**GIVEN EXERCISE:** Extract every line that contains the string "Commercial".

Figure record listings

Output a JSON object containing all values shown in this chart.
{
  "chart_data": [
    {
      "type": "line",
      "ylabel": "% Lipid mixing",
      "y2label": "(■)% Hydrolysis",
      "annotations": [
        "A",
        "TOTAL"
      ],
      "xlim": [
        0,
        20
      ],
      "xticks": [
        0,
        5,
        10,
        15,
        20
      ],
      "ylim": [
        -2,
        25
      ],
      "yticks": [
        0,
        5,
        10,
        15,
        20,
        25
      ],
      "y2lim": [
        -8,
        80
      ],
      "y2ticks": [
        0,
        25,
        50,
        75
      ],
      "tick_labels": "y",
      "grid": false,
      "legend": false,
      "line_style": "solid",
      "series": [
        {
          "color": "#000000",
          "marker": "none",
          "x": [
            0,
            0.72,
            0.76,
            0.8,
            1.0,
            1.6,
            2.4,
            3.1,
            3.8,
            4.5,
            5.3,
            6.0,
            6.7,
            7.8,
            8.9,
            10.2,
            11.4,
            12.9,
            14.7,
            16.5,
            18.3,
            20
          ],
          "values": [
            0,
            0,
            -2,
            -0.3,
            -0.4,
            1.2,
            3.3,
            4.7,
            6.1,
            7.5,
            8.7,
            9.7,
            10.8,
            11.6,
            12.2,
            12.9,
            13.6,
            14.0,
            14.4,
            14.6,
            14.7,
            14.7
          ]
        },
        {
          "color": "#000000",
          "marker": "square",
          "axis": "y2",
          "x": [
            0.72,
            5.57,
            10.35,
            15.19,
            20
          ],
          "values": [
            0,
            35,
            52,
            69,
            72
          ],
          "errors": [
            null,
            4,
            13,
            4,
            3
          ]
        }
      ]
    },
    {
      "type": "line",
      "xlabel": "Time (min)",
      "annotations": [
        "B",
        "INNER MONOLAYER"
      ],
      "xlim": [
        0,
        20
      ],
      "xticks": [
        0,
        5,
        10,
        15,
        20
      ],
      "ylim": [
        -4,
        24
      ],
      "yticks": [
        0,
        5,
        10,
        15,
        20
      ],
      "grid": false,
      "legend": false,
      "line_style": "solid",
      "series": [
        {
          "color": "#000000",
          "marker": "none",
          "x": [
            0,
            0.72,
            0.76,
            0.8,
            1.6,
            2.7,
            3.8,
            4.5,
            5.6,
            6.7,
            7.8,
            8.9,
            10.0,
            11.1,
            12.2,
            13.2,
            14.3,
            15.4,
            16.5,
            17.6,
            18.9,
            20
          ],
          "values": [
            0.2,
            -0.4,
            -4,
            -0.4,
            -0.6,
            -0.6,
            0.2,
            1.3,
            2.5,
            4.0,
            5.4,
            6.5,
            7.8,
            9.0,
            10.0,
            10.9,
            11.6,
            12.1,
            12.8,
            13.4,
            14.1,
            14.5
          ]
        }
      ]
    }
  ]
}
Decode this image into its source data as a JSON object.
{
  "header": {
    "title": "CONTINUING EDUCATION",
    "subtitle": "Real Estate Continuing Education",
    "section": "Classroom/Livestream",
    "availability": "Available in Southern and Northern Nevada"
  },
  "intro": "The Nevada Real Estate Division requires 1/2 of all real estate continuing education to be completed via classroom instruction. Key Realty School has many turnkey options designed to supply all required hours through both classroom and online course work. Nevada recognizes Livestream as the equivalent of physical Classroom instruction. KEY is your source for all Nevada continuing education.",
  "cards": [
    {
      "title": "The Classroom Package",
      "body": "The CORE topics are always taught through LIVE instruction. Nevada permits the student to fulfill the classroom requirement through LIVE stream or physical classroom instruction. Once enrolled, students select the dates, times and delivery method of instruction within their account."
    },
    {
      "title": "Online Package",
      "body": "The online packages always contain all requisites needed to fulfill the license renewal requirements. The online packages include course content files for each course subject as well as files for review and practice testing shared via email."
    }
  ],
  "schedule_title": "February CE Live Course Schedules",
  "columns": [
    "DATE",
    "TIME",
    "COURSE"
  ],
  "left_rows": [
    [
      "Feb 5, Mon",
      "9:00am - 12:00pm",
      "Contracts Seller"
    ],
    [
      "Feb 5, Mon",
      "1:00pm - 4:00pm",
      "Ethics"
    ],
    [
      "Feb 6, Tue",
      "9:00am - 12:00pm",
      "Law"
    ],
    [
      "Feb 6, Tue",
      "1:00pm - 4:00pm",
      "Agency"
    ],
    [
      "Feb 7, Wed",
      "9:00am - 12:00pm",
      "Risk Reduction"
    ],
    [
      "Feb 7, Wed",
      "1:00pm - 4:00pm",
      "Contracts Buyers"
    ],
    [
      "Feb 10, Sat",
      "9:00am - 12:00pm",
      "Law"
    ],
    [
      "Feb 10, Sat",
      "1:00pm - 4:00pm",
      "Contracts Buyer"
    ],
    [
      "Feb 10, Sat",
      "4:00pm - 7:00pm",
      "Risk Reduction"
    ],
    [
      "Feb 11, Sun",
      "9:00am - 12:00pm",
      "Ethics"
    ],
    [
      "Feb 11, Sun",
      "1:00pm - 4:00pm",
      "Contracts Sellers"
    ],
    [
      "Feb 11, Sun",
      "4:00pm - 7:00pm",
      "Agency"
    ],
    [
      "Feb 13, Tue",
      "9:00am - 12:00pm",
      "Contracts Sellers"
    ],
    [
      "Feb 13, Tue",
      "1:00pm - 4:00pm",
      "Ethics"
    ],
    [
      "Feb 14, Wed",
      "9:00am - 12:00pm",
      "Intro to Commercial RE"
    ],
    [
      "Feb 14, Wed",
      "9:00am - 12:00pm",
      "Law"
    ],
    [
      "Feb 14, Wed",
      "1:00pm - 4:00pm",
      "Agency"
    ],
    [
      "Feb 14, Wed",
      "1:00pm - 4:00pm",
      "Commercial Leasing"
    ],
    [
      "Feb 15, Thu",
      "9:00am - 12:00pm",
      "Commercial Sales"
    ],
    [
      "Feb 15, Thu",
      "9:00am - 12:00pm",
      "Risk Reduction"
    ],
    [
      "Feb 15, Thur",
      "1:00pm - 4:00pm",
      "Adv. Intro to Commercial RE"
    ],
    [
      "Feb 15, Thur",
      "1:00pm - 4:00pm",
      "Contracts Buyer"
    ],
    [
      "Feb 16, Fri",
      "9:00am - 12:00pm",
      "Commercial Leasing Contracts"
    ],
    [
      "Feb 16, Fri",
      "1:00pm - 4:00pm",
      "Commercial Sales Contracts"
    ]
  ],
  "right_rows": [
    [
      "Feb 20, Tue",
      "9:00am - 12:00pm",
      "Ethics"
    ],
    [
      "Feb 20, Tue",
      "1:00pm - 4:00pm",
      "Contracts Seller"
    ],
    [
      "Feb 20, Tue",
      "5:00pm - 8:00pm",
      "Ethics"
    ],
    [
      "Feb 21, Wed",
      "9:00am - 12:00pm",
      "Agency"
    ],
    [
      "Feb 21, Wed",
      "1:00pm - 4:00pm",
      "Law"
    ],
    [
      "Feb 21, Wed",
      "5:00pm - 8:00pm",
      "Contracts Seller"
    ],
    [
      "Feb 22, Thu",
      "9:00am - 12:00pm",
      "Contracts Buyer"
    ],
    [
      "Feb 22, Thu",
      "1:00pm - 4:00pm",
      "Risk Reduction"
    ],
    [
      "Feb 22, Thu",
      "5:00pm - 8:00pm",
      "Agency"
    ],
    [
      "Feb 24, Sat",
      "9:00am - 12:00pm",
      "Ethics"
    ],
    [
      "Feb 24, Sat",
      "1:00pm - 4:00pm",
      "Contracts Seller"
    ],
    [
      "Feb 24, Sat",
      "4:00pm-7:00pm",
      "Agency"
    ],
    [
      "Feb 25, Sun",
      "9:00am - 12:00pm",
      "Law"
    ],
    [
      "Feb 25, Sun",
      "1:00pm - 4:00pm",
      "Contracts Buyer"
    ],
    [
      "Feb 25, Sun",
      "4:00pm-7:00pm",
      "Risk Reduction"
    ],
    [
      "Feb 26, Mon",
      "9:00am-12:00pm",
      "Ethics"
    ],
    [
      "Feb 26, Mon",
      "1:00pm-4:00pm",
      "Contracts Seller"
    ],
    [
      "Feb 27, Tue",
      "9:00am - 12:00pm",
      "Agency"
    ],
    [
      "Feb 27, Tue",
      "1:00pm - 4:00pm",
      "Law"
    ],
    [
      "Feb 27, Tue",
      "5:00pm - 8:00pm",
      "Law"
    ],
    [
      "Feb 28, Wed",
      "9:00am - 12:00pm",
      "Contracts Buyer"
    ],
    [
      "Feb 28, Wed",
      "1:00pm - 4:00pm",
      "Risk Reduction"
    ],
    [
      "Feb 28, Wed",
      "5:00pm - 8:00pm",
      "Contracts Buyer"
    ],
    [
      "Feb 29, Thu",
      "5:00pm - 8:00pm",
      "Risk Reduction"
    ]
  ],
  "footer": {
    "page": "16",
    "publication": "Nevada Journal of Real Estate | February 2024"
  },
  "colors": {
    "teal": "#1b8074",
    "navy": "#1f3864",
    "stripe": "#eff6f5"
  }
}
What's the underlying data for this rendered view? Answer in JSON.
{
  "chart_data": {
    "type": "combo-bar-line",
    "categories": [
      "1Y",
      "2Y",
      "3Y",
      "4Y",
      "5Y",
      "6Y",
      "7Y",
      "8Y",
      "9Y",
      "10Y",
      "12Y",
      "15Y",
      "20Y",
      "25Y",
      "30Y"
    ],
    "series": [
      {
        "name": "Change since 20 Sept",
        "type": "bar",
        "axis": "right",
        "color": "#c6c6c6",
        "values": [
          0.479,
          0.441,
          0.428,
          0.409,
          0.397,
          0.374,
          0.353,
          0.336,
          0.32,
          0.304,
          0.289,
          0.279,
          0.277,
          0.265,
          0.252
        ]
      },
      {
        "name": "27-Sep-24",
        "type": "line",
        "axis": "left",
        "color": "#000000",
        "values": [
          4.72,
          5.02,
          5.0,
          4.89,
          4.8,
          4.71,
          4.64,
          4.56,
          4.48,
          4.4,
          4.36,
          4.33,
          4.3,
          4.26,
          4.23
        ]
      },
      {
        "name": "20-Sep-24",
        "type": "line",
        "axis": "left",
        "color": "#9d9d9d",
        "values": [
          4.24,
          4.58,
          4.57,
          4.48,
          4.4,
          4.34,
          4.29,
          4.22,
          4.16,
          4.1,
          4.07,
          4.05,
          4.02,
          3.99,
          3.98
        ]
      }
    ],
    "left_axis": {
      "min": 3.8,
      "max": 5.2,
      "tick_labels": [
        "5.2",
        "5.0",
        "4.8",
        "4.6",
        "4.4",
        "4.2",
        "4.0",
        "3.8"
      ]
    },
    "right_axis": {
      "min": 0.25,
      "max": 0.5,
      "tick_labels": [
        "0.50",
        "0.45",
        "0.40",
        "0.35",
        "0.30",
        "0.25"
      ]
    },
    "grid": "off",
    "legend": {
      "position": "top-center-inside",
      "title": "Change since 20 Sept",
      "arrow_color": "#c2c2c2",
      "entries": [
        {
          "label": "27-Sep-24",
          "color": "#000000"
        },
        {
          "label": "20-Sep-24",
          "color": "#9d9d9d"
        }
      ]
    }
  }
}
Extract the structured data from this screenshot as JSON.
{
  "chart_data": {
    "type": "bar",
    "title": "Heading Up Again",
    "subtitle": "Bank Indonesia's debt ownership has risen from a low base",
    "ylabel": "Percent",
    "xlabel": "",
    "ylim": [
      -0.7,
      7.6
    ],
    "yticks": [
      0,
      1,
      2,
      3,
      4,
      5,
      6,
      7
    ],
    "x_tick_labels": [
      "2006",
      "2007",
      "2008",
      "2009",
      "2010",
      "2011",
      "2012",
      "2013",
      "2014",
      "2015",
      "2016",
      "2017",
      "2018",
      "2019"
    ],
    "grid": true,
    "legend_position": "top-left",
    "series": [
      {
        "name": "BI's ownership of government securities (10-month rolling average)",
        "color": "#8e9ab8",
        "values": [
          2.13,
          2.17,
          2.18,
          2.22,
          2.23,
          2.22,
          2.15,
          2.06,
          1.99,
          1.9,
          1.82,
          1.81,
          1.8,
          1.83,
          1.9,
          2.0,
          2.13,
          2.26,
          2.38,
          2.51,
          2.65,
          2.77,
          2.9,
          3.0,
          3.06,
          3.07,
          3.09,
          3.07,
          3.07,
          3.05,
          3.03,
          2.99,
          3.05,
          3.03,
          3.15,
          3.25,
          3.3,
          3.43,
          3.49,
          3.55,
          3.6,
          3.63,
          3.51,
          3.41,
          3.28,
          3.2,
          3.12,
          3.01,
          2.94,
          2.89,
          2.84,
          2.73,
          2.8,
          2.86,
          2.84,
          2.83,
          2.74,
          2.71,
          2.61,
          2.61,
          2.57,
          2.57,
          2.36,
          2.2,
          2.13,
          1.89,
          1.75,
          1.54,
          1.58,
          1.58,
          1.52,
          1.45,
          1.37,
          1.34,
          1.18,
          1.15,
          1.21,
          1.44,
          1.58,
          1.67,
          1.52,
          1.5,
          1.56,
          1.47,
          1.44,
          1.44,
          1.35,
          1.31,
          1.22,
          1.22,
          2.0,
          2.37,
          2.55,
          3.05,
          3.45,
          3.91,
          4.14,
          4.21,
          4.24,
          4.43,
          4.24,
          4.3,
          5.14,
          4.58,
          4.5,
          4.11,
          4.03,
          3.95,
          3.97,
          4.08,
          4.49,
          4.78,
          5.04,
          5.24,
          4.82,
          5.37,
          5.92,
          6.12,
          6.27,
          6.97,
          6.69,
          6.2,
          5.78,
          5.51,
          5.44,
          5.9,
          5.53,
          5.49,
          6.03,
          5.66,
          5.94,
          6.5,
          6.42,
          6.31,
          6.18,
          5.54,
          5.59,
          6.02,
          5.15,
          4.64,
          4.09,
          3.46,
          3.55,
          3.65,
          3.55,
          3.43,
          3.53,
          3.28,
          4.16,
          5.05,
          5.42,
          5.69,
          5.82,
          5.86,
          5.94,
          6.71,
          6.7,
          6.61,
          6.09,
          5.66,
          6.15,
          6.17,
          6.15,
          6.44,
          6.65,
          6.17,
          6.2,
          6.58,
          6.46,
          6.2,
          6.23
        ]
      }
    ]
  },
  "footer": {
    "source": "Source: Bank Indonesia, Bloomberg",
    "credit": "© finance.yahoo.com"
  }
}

**OUTPUT FOR THIS TASK:**
      "Intro to Commercial RE"
      "Commercial Leasing"
      "Commercial Sales"
      "Adv. Intro to Commercial RE"
      "Commercial Leasing Contracts"
      "Commercial Sales Contracts"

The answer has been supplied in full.